======== Extracted entries

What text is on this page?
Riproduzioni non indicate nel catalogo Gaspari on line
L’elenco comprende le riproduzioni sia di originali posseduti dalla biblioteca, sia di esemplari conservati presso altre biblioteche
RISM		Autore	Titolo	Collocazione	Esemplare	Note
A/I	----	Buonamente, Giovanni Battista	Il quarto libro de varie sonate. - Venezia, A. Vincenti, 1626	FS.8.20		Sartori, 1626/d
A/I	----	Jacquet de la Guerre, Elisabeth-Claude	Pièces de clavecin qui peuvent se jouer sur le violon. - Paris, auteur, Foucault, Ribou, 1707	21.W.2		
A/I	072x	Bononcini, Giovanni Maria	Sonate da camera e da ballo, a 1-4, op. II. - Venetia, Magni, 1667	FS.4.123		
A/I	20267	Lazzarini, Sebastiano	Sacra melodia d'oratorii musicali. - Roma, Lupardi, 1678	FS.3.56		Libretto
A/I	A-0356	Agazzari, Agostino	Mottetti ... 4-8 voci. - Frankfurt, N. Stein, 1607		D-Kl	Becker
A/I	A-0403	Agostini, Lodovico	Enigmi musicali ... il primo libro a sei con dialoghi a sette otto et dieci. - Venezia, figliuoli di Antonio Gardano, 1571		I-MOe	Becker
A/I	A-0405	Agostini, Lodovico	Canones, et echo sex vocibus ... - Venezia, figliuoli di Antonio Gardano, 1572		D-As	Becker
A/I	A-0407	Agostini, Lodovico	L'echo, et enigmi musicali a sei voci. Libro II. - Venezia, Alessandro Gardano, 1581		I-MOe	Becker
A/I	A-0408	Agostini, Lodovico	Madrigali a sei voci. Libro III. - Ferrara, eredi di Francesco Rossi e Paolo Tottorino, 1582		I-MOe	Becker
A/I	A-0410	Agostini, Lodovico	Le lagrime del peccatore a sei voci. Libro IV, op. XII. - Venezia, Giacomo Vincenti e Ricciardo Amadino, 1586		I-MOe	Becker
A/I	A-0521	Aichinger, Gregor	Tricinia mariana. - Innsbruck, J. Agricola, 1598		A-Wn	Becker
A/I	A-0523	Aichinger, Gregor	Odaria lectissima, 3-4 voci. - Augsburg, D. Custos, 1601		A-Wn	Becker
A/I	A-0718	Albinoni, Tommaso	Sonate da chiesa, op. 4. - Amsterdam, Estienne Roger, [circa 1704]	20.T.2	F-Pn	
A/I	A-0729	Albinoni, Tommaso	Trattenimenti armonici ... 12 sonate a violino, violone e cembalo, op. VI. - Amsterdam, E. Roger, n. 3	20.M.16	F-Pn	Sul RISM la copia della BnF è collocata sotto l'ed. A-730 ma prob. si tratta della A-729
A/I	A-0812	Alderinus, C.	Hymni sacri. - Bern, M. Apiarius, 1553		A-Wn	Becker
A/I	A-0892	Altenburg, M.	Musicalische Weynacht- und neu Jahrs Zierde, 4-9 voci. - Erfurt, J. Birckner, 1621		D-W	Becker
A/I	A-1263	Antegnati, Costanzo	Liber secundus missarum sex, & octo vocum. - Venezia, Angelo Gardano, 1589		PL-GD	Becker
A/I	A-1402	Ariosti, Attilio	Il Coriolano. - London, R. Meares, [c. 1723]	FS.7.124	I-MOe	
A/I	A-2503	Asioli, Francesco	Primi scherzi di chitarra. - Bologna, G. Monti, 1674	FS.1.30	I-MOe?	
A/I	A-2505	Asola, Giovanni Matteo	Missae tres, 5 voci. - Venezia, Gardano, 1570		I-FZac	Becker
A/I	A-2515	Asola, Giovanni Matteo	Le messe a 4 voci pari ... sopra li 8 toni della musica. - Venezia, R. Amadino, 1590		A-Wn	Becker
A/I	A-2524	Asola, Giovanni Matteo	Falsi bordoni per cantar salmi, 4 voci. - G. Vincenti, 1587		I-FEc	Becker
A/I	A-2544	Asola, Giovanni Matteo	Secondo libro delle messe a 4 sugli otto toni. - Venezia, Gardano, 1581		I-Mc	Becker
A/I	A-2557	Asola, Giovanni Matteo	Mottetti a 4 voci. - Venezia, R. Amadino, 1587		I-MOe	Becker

================

Write out every record, exactly as written.

What text is on this page?
Riproduzioni non indicate nel catalogo Gaspari on line
L’elenco comprende le riproduzioni sia di originali posseduti dalla biblioteca, sia di esemplari conservati presso altre biblioteche
RISM		Autore	Titolo	Collocazione	Esemplare	Note
A/I	----	Buonamente, Giovanni Battista	Il quarto libro de varie sonate. - Venezia, A. Vincenti, 1626	FS.8.20		Sartori, 1626/d
A/I	----	Jacquet de la Guerre, Elisabeth-Claude	Pièces de clavecin qui peuvent se jouer sur le violon. - Paris, auteur, Foucault, Ribou, 1707	21.W.2		
A/I	072x	Bononcini, Giovanni Maria	Sonate da camera e da ballo, a 1-4, op. II. - Venetia, Magni, 1667	FS.4.123		
A/I	20267	Lazzarini, Sebastiano	Sacra melodia d'oratorii musicali. - Roma, Lupardi, 1678	FS.3.56		Libretto
A/I	A-0356	Agazzari, Agostino	Mottetti ... 4-8 voci. - Frankfurt, N. Stein, 1607		D-Kl	Becker
A/I	A-0403	Agostini, Lodovico	Enigmi musicali ... il primo libro a sei con dialoghi a sette otto et dieci. - Venezia, figliuoli di Antonio Gardano, 1571		I-MOe	Becker
A/I	A-0405	Agostini, Lodovico	Canones, et echo sex vocibus ... - Venezia, figliuoli di Antonio Gardano, 1572		D-As	Becker
A/I	A-0407	Agostini, Lodovico	L'echo, et enigmi musicali a sei voci. Libro II. - Venezia, Alessandro Gardano, 1581		I-MOe	Becker
A/I	A-0408	Agostini, Lodovico	Madrigali a sei voci. Libro III. - Ferrara, eredi di Francesco Rossi e Paolo Tottorino, 1582		I-MOe	Becker
A/I	A-0410	Agostini, Lodovico	Le lagrime del peccatore a sei voci. Libro IV, op. XII. - Venezia, Giacomo Vincenti e Ricciardo Amadino, 1586		I-MOe	Becker
A/I	A-0521	Aichinger, Gregor	Tricinia mariana. - Innsbruck, J. Agricola, 1598		A-Wn	Becker
A/I	A-0523	Aichinger, Gregor	Odaria lectissima, 3-4 voci. - Augsburg, D. Custos, 1601		A-Wn	Becker
A/I	A-0718	Albinoni, Tommaso	Sonate da chiesa, op. 4. - Amsterdam, Estienne Roger, [circa 1704]	20.T.2	F-Pn	
A/I	A-0729	Albinoni, Tommaso	Trattenimenti armonici ... 12 sonate a violino, violone e cembalo, op. VI. - Amsterdam, E. Roger, n. 3	20.M.16	F-Pn	Sul RISM la copia della BnF è collocata sotto l'ed. A-730 ma prob. si tratta della A-729
A/I	A-0812	Alderinus, C.	Hymni sacri. - Bern, M. Apiarius, 1553		A-Wn	Becker
A/I	A-0892	Altenburg, M.	Musicalische Weynacht- und neu Jahrs Zierde, 4-9 voci. - Erfurt, J. Birckner, 1621		D-W	Becker
A/I	A-1263	Antegnati, Costanzo	Liber secundus missarum sex, & octo vocum. - Venezia, Angelo Gardano, 1589		PL-GD	Becker
A/I	A-1402	Ariosti, Attilio	Il Coriolano. - London, R. Meares, [c. 1723]	FS.7.124	I-MOe	
A/I	A-2503	Asioli, Francesco	Primi scherzi di chitarra. - Bologna, G. Monti, 1674	FS.1.30	I-MOe?	
A/I	A-2505	Asola, Giovanni Matteo	Missae tres, 5 voci. - Venezia, Gardano, 1570		I-FZac	Becker
A/I	A-2515	Asola, Giovanni Matteo	Le messe a 4 voci pari ... sopra li 8 toni della musica. - Venezia, R. Amadino, 1590		A-Wn	Becker
A/I	A-2524	Asola, Giovanni Matteo	Falsi bordoni per cantar salmi, 4 voci. - G. Vincenti, 1587		I-FEc	Becker
A/I	A-2544	Asola, Giovanni Matteo	Secondo libro delle messe a 4 sugli otto toni. - Venezia, Gardano, 1581		I-Mc	Becker
A/I	A-2557	Asola, Giovanni Matteo	Mottetti a 4 voci. - Venezia, R. Amadino, 1587		I-MOe	Becker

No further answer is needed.